§ GIVEN EXERCISE
Quote each of the items below word for word, leaving the pictures out of your answer.

════════

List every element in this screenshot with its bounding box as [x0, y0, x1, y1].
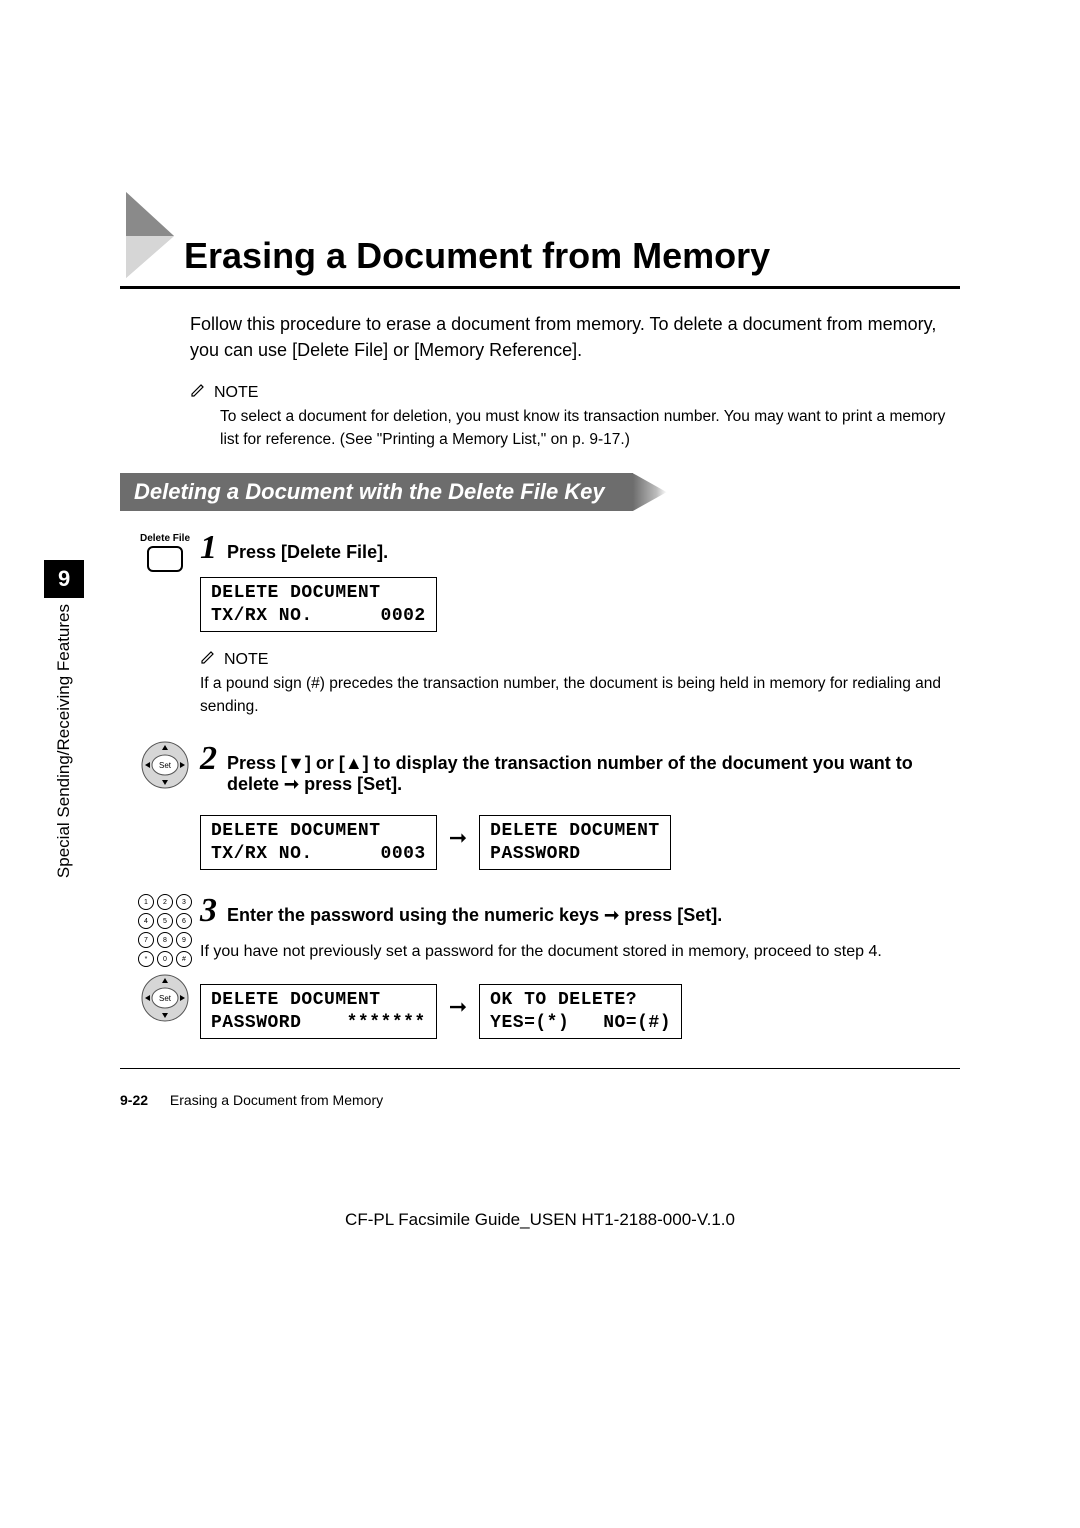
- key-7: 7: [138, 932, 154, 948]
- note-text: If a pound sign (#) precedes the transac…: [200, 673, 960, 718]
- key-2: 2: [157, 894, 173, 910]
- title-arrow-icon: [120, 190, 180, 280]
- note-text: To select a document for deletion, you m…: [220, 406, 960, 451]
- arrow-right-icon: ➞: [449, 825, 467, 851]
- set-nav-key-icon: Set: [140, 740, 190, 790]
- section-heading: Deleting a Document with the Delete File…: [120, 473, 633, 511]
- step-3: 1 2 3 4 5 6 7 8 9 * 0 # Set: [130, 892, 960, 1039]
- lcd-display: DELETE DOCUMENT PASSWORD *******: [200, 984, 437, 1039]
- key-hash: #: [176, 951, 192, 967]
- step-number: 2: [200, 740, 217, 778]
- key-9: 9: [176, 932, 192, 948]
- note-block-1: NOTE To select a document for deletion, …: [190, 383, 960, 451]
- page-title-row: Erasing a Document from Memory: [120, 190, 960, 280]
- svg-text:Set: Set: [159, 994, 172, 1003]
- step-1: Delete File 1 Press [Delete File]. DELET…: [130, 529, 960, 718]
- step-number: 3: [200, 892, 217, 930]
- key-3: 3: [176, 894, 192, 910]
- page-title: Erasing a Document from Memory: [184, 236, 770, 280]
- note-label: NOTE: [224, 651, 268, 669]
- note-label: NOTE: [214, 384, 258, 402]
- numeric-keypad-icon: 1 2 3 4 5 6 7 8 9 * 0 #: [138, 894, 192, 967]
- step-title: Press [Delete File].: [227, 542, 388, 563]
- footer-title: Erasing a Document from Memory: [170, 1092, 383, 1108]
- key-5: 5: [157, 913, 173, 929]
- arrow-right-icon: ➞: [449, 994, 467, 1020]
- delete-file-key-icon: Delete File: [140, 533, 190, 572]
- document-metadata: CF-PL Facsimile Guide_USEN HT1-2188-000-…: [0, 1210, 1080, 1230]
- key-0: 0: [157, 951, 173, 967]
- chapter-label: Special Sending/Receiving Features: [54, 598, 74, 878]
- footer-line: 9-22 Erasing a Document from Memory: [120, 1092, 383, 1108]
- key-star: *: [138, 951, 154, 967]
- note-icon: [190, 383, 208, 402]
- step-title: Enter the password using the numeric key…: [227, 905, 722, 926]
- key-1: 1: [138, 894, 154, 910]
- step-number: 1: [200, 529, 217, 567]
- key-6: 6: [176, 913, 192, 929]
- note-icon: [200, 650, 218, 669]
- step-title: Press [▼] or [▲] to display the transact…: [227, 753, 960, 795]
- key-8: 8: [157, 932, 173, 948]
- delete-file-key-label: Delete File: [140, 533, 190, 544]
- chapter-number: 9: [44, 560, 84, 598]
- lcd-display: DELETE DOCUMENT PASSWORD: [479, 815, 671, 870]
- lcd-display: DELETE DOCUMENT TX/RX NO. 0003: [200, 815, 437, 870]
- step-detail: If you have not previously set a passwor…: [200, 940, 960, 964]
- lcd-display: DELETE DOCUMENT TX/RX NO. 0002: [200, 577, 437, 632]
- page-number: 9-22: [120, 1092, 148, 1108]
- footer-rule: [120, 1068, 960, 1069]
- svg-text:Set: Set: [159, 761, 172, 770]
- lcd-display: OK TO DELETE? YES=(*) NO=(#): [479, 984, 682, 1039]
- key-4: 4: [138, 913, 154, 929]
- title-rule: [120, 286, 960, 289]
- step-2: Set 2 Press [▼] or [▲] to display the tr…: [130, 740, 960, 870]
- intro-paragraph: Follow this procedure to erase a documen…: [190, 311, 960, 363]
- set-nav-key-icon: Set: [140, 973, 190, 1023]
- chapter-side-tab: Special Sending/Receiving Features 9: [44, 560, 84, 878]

════════

§ SOLVED EXERCISE
List every element in this screenshot with its bounding box as [x0, y0, x1, y1].
- key-7: 7: [138, 932, 154, 948]
- note-text: If a pound sign (#) precedes the transac…: [200, 673, 960, 718]
- key-2: 2: [157, 894, 173, 910]
- title-arrow-icon: [120, 190, 180, 280]
- note-text: To select a document for deletion, you m…: [220, 406, 960, 451]
- arrow-right-icon: ➞: [449, 825, 467, 851]
- set-nav-key-icon: Set: [140, 740, 190, 790]
- section-heading: Deleting a Document with the Delete File…: [120, 473, 633, 511]
- step-3: 1 2 3 4 5 6 7 8 9 * 0 # Set: [130, 892, 960, 1039]
- lcd-display: DELETE DOCUMENT PASSWORD *******: [200, 984, 437, 1039]
- key-hash: #: [176, 951, 192, 967]
- step-number: 2: [200, 740, 217, 778]
- key-9: 9: [176, 932, 192, 948]
- note-block-1: NOTE To select a document for deletion, …: [190, 383, 960, 451]
- page-title-row: Erasing a Document from Memory: [120, 190, 960, 280]
- svg-text:Set: Set: [159, 994, 172, 1003]
- step-1: Delete File 1 Press [Delete File]. DELET…: [130, 529, 960, 718]
- step-number: 3: [200, 892, 217, 930]
- key-3: 3: [176, 894, 192, 910]
- page-title: Erasing a Document from Memory: [184, 236, 770, 280]
- note-label: NOTE: [224, 651, 268, 669]
- note-label: NOTE: [214, 384, 258, 402]
- numeric-keypad-icon: 1 2 3 4 5 6 7 8 9 * 0 #: [138, 894, 192, 967]
- step-title: Press [Delete File].: [227, 542, 388, 563]
- footer-title: Erasing a Document from Memory: [170, 1092, 383, 1108]
- key-5: 5: [157, 913, 173, 929]
- arrow-right-icon: ➞: [449, 994, 467, 1020]
- delete-file-key-icon: Delete File: [140, 533, 190, 572]
- document-metadata: CF-PL Facsimile Guide_USEN HT1-2188-000-…: [0, 1210, 1080, 1230]
- key-0: 0: [157, 951, 173, 967]
- chapter-label: Special Sending/Receiving Features: [54, 598, 74, 878]
- footer-line: 9-22 Erasing a Document from Memory: [120, 1092, 383, 1108]
- key-star: *: [138, 951, 154, 967]
- note-icon: [190, 383, 208, 402]
- step-title: Enter the password using the numeric key…: [227, 905, 722, 926]
- key-1: 1: [138, 894, 154, 910]
- step-number: 1: [200, 529, 217, 567]
- key-6: 6: [176, 913, 192, 929]
- note-icon: [200, 650, 218, 669]
- step-title: Press [▼] or [▲] to display the transact…: [227, 753, 960, 795]
- key-8: 8: [157, 932, 173, 948]
- delete-file-key-label: Delete File: [140, 533, 190, 544]
- chapter-number: 9: [44, 560, 84, 598]
- lcd-display: DELETE DOCUMENT PASSWORD: [479, 815, 671, 870]
- lcd-display: DELETE DOCUMENT TX/RX NO. 0003: [200, 815, 437, 870]
- step-detail: If you have not previously set a passwor…: [200, 940, 960, 964]
- lcd-display: DELETE DOCUMENT TX/RX NO. 0002: [200, 577, 437, 632]
- page-number: 9-22: [120, 1092, 148, 1108]
- footer-rule: [120, 1068, 960, 1069]
- svg-text:Set: Set: [159, 761, 172, 770]
- lcd-display: OK TO DELETE? YES=(*) NO=(#): [479, 984, 682, 1039]
- key-4: 4: [138, 913, 154, 929]
- title-rule: [120, 286, 960, 289]
- step-2: Set 2 Press [▼] or [▲] to display the tr…: [130, 740, 960, 870]
- intro-paragraph: Follow this procedure to erase a documen…: [190, 311, 960, 363]
- set-nav-key-icon: Set: [140, 973, 190, 1023]
- chapter-side-tab: Special Sending/Receiving Features 9: [44, 560, 84, 878]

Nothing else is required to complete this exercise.